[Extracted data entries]
+-------+

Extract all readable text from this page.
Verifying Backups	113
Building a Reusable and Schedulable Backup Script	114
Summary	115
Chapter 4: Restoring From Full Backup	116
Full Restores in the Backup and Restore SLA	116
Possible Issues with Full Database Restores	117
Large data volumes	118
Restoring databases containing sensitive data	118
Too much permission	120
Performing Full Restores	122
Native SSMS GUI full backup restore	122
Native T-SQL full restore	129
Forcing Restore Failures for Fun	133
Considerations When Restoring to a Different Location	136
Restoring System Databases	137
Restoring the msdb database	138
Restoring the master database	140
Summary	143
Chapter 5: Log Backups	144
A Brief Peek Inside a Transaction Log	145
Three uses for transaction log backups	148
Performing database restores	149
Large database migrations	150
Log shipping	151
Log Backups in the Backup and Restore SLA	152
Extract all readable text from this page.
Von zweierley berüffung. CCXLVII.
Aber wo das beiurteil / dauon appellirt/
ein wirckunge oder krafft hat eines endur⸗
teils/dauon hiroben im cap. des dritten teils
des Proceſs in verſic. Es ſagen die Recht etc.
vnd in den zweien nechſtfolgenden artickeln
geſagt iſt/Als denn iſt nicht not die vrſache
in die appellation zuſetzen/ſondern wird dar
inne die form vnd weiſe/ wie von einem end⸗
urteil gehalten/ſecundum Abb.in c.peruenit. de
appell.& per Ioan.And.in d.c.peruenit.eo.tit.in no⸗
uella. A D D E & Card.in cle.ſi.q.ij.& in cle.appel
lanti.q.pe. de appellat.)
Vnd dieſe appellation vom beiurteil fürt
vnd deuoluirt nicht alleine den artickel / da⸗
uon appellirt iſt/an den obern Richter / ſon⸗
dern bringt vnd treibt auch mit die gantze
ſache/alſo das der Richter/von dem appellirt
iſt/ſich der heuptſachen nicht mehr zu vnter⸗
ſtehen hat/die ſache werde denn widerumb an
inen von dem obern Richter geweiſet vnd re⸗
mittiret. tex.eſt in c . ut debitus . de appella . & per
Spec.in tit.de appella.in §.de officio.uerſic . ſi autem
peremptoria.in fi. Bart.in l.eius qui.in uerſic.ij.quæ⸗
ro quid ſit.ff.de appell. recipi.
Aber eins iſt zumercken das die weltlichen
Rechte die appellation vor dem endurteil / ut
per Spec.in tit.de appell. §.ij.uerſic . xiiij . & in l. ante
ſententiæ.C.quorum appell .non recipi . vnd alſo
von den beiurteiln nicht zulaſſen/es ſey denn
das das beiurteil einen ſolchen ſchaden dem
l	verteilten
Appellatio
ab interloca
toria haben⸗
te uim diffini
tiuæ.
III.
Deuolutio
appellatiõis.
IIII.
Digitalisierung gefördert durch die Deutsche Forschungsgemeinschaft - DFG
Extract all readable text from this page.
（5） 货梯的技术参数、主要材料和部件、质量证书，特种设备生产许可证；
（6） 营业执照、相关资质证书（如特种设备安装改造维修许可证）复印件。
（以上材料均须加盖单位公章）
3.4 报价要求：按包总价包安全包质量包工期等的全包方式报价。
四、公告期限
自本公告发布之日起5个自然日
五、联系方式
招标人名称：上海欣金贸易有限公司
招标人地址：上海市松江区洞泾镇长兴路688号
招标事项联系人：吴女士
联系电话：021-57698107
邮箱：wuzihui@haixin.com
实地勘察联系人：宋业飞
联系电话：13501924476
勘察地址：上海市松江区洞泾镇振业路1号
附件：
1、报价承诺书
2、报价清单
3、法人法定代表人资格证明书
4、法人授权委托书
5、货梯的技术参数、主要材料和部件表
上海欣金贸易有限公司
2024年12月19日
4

+-------+

▶ The task: Identify the lines that hold the word "联系电话". Copy every one of them.

▶ Response to this task:
联系电话：021-57698107
联系电话：13501924476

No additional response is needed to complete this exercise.